- _Stated task_:
Where a line below holds the string "this", copy that line.

┌──

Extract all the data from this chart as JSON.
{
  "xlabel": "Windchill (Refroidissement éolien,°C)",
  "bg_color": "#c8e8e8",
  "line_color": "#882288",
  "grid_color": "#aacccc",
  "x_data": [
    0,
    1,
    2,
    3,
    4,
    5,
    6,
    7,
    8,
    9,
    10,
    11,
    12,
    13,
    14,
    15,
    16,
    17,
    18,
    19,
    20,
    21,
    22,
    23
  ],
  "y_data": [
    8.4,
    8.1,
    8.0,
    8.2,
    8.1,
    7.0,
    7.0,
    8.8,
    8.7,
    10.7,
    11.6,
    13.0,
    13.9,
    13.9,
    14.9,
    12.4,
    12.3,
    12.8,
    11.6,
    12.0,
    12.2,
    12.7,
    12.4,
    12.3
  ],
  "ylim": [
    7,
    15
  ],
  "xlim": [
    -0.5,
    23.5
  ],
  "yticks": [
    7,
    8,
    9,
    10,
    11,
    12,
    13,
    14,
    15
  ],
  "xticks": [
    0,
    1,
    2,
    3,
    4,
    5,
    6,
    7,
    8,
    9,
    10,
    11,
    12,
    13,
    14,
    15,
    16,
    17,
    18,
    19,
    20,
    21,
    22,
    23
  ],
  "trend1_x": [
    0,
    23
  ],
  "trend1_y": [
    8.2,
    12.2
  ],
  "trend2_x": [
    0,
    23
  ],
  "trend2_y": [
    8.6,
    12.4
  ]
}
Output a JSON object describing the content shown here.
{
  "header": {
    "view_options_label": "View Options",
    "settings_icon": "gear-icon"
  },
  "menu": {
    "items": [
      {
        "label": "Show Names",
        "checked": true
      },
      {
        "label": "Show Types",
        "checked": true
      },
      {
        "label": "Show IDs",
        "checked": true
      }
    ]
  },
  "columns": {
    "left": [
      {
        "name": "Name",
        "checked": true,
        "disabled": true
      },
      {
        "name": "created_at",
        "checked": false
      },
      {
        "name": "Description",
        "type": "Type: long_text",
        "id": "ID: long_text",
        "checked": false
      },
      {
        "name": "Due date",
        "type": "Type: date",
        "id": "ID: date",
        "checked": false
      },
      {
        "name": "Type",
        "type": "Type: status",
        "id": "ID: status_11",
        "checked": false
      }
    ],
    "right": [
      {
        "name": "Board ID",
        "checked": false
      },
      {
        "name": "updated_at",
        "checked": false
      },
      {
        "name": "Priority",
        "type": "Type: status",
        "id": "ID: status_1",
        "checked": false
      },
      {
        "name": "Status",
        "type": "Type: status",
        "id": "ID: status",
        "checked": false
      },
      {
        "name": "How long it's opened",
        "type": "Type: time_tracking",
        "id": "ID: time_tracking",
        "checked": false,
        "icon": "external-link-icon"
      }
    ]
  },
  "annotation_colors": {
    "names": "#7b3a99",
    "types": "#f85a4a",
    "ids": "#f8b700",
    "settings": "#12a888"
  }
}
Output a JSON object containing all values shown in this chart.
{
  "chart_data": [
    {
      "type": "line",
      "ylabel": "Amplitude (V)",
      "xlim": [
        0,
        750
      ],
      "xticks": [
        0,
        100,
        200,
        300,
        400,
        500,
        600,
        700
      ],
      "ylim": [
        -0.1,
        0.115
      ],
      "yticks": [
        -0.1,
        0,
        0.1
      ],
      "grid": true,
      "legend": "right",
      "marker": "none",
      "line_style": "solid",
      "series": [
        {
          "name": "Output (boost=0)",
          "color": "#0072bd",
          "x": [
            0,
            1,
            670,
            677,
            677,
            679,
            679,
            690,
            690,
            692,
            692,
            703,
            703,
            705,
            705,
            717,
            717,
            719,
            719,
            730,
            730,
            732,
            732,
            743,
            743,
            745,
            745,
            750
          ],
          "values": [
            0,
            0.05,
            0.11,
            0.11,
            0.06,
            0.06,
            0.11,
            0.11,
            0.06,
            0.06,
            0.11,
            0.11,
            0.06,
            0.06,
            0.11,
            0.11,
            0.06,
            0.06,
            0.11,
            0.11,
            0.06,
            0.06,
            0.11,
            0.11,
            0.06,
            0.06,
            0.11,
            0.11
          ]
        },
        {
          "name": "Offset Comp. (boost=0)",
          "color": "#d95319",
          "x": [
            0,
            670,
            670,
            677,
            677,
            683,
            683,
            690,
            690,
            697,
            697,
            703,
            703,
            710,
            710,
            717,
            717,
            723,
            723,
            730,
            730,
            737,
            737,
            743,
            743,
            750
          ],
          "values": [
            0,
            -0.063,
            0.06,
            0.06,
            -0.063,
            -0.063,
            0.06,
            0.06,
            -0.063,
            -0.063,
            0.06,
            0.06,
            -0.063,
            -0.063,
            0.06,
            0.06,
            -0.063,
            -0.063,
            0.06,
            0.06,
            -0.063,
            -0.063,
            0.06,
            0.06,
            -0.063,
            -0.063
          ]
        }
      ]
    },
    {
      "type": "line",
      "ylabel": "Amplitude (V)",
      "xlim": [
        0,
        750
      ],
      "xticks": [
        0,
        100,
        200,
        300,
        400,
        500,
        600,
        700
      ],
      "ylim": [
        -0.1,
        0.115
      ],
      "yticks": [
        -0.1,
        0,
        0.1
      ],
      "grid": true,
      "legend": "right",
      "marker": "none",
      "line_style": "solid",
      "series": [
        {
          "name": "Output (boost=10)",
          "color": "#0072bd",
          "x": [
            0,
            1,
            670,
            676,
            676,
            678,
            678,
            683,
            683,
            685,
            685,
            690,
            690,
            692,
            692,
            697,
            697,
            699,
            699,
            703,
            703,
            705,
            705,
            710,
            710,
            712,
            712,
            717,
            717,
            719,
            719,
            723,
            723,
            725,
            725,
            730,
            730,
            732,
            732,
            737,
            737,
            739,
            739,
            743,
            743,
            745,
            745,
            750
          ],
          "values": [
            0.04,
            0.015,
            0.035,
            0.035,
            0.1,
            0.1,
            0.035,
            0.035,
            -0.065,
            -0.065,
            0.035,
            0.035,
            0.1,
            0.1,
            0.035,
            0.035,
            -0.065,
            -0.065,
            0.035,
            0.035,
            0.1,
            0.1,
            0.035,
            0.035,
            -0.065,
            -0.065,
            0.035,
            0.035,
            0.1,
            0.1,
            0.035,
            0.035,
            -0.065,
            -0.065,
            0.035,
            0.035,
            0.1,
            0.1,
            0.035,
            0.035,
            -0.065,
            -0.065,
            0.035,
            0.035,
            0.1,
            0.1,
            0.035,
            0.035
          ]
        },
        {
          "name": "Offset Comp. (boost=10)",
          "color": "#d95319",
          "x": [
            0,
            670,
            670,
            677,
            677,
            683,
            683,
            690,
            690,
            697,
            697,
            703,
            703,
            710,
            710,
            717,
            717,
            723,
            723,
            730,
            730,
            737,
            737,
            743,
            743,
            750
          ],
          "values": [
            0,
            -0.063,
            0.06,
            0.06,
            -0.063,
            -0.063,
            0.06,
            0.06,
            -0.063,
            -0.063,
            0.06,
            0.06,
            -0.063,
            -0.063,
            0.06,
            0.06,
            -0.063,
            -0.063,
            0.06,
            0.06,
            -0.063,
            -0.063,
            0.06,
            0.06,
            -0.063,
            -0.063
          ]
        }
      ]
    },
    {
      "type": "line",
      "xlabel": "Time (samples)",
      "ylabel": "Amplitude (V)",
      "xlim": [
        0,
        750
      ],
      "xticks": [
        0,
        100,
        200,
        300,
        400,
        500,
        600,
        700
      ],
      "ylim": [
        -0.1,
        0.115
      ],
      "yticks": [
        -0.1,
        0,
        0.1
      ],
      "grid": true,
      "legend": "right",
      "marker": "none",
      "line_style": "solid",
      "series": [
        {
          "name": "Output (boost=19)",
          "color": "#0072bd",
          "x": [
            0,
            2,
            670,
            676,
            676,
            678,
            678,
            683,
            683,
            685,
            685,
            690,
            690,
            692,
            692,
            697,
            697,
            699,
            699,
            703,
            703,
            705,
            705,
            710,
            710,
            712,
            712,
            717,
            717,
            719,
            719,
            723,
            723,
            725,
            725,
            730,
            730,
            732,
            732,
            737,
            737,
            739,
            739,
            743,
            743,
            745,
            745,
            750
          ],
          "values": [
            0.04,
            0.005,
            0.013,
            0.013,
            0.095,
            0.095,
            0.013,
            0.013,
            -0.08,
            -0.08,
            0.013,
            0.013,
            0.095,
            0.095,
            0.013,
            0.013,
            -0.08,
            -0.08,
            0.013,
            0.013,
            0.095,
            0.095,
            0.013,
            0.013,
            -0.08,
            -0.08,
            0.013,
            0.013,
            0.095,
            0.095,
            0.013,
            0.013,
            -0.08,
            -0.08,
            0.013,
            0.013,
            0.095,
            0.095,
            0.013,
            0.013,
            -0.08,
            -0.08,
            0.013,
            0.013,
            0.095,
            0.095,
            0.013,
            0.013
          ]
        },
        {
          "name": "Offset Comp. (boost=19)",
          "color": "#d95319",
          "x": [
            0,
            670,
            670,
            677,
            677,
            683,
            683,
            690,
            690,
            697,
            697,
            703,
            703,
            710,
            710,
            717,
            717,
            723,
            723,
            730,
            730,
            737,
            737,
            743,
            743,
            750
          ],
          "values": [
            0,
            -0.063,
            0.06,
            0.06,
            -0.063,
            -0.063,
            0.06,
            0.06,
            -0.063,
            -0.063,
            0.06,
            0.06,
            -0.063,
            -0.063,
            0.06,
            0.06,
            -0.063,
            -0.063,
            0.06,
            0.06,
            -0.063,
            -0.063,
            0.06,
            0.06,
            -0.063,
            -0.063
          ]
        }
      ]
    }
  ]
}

└──

- _Correct output_:
Extract all the data from this chart as JSON.
Output a JSON object containing all values shown in this chart.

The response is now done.